begin

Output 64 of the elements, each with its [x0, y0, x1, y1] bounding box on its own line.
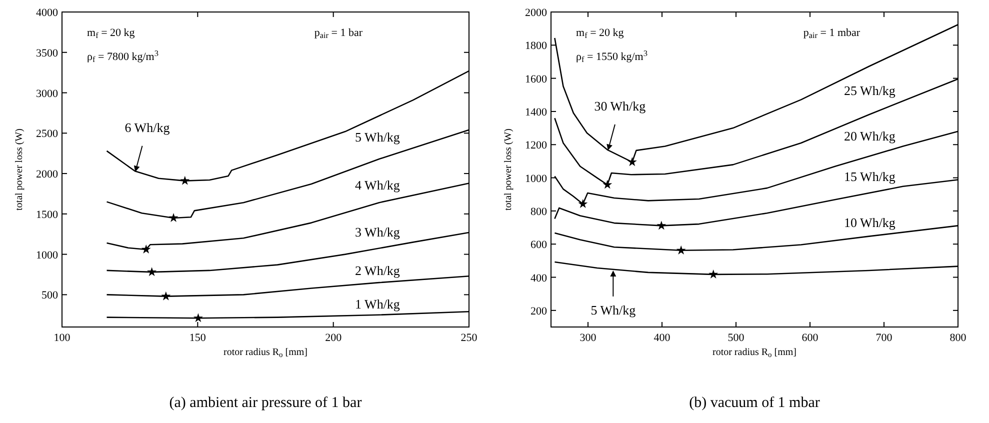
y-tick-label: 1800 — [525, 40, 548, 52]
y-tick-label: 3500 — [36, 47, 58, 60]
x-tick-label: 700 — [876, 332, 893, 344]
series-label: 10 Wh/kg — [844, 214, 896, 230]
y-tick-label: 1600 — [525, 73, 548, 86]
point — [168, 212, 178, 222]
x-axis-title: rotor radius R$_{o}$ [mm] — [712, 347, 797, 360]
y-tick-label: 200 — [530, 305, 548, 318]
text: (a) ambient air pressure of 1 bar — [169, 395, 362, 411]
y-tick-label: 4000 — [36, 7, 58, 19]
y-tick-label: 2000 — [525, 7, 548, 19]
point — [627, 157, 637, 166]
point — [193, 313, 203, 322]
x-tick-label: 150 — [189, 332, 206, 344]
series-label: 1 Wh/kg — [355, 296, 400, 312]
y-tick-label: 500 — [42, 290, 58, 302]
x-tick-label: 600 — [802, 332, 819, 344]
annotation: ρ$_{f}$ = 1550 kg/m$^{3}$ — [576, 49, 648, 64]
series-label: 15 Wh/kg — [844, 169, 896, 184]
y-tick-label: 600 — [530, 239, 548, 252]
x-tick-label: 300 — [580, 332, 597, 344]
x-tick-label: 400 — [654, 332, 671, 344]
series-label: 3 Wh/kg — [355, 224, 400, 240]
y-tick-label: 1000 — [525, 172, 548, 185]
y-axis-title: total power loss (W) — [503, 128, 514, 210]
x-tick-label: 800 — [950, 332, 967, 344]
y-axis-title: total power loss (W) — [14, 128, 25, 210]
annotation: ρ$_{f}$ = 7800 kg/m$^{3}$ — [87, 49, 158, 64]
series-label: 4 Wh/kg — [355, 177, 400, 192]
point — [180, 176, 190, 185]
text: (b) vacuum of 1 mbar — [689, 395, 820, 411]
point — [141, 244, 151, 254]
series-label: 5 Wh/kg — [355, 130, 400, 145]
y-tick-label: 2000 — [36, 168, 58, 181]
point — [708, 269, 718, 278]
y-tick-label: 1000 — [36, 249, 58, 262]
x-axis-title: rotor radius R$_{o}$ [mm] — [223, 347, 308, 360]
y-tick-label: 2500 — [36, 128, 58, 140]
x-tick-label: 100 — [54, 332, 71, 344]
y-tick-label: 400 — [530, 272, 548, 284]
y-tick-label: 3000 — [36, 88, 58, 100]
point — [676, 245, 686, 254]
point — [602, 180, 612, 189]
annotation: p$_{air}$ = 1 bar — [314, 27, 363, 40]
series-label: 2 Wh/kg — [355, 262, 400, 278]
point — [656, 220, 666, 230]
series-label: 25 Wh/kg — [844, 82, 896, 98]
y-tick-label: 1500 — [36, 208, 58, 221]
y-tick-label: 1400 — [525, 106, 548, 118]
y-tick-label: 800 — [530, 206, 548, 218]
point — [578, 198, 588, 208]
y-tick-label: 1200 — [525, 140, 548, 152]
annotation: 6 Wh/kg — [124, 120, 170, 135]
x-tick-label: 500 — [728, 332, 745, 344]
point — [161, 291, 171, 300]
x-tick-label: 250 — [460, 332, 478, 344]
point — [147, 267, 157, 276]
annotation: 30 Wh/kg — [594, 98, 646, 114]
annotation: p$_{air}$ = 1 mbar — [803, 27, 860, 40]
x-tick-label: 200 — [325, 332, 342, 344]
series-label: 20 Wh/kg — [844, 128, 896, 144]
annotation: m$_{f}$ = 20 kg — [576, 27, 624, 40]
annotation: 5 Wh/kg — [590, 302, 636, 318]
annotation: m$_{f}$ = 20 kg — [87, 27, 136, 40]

end
begin

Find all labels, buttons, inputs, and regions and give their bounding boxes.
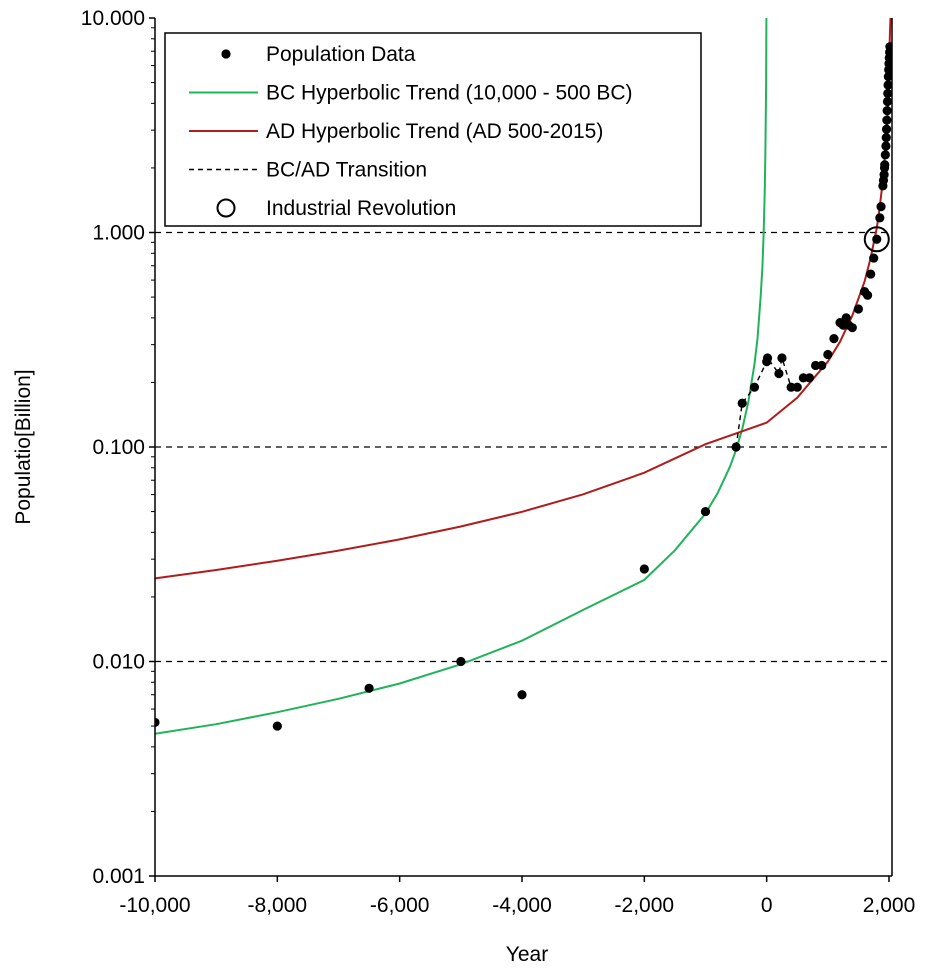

end

EXERCISE AIM: Transcribe the items starting at the line containing "Output 64 of" and ending at the line containing "series-label: 10 Wh/kg — [844, 214, 896, 230]", including both, and leave the pictures out of your answer.

THE RESPONSE:
Output 64 of the elements, each with its [x0, y0, x1, y1] bounding box on its own line.
y-tick-label: 1800 — [525, 40, 548, 52]
y-tick-label: 3500 — [36, 47, 58, 60]
x-tick-label: 700 — [876, 332, 893, 344]
series-label: 10 Wh/kg — [844, 214, 896, 230]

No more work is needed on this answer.